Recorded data
* * * * * * * * *

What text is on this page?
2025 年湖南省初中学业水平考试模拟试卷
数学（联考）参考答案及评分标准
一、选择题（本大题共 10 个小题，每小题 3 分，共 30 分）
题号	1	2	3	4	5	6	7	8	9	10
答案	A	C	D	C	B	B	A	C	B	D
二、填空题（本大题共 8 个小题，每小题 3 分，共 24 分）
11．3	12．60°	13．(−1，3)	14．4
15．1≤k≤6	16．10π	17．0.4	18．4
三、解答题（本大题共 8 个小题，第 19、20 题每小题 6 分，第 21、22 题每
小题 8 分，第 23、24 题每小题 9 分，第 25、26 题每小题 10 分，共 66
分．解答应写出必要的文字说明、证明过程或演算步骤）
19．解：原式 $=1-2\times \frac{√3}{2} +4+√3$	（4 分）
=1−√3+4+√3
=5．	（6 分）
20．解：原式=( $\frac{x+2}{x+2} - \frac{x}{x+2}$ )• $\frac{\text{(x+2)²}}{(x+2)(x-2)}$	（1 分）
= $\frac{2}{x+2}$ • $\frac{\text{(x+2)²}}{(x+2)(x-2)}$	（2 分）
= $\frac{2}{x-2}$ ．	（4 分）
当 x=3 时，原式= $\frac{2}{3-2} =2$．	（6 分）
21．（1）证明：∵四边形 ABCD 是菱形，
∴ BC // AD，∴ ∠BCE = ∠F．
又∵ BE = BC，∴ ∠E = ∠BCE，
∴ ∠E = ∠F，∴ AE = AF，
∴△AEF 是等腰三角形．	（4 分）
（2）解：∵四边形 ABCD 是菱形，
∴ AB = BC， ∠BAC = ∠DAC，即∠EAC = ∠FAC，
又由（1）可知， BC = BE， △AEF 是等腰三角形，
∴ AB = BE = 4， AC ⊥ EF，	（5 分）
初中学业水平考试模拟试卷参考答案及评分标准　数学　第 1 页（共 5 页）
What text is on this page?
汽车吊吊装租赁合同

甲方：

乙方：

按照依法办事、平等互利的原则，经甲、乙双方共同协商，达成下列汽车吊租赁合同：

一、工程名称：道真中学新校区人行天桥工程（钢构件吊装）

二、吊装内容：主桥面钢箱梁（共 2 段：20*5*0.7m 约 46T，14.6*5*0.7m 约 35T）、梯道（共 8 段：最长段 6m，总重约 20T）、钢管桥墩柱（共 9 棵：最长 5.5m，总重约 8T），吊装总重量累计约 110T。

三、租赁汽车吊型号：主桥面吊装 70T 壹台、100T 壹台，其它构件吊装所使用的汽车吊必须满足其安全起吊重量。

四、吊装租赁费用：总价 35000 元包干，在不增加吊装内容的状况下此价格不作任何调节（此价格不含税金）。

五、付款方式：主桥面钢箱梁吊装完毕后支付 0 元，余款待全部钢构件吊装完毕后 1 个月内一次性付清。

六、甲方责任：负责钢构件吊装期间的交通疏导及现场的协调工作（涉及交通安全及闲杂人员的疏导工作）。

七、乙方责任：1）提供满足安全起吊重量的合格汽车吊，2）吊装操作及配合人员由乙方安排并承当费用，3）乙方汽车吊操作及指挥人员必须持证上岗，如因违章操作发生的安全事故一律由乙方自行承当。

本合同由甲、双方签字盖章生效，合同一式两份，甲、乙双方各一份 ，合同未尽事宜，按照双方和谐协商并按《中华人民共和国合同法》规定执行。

* * * * * * * * *

**Written task:**
Send back each record exactly as it stands.

**Result of this exercise:**
What text is on this page?
2025 年湖南省初中学业水平考试模拟试卷
数学（联考）参考答案及评分标准
一、选择题（本大题共 10 个小题，每小题 3 分，共 30 分）
题号	1	2	3	4	5	6	7	8	9	10
答案	A	C	D	C	B	B	A	C	B	D
二、填空题（本大题共 8 个小题，每小题 3 分，共 24 分）
11．3	12．60°	13．(−1，3)	14．4
15．1≤k≤6	16．10π	17．0.4	18．4
三、解答题（本大题共 8 个小题，第 19、20 题每小题 6 分，第 21、22 题每
小题 8 分，第 23、24 题每小题 9 分，第 25、26 题每小题 10 分，共 66
分．解答应写出必要的文字说明、证明过程或演算步骤）
19．解：原式 $=1-2\times \frac{√3}{2} +4+√3$	（4 分）
=1−√3+4+√3
=5．	（6 分）
20．解：原式=( $\frac{x+2}{x+2} - \frac{x}{x+2}$ )• $\frac{\text{(x+2)²}}{(x+2)(x-2)}$	（1 分）
= $\frac{2}{x+2}$ • $\frac{\text{(x+2)²}}{(x+2)(x-2)}$	（2 分）
= $\frac{2}{x-2}$ ．	（4 分）
当 x=3 时，原式= $\frac{2}{3-2} =2$．	（6 分）
21．（1）证明：∵四边形 ABCD 是菱形，
∴ BC // AD，∴ ∠BCE = ∠F．
又∵ BE = BC，∴ ∠E = ∠BCE，
∴ ∠E = ∠F，∴ AE = AF，
∴△AEF 是等腰三角形．	（4 分）
（2）解：∵四边形 ABCD 是菱形，
∴ AB = BC， ∠BAC = ∠DAC，即∠EAC = ∠FAC，
又由（1）可知， BC = BE， △AEF 是等腰三角形，
∴ AB = BE = 4， AC ⊥ EF，	（5 分）
初中学业水平考试模拟试卷参考答案及评分标准　数学　第 1 页（共 5 页）
What text is on this page?
汽车吊吊装租赁合同

甲方：

乙方：

按照依法办事、平等互利的原则，经甲、乙双方共同协商，达成下列汽车吊租赁合同：

一、工程名称：道真中学新校区人行天桥工程（钢构件吊装）

二、吊装内容：主桥面钢箱梁（共 2 段：20*5*0.7m 约 46T，14.6*5*0.7m 约 35T）、梯道（共 8 段：最长段 6m，总重约 20T）、钢管桥墩柱（共 9 棵：最长 5.5m，总重约 8T），吊装总重量累计约 110T。

三、租赁汽车吊型号：主桥面吊装 70T 壹台、100T 壹台，其它构件吊装所使用的汽车吊必须满足其安全起吊重量。

四、吊装租赁费用：总价 35000 元包干，在不增加吊装内容的状况下此价格不作任何调节（此价格不含税金）。

五、付款方式：主桥面钢箱梁吊装完毕后支付 0 元，余款待全部钢构件吊装完毕后 1 个月内一次性付清。

六、甲方责任：负责钢构件吊装期间的交通疏导及现场的协调工作（涉及交通安全及闲杂人员的疏导工作）。

七、乙方责任：1）提供满足安全起吊重量的合格汽车吊，2）吊装操作及配合人员由乙方安排并承当费用，3）乙方汽车吊操作及指挥人员必须持证上岗，如因违章操作发生的安全事故一律由乙方自行承当。

本合同由甲、双方签字盖章生效，合同一式两份，甲、乙双方各一份 ，合同未尽事宜，按照双方和谐协商并按《中华人民共和国合同法》规定执行。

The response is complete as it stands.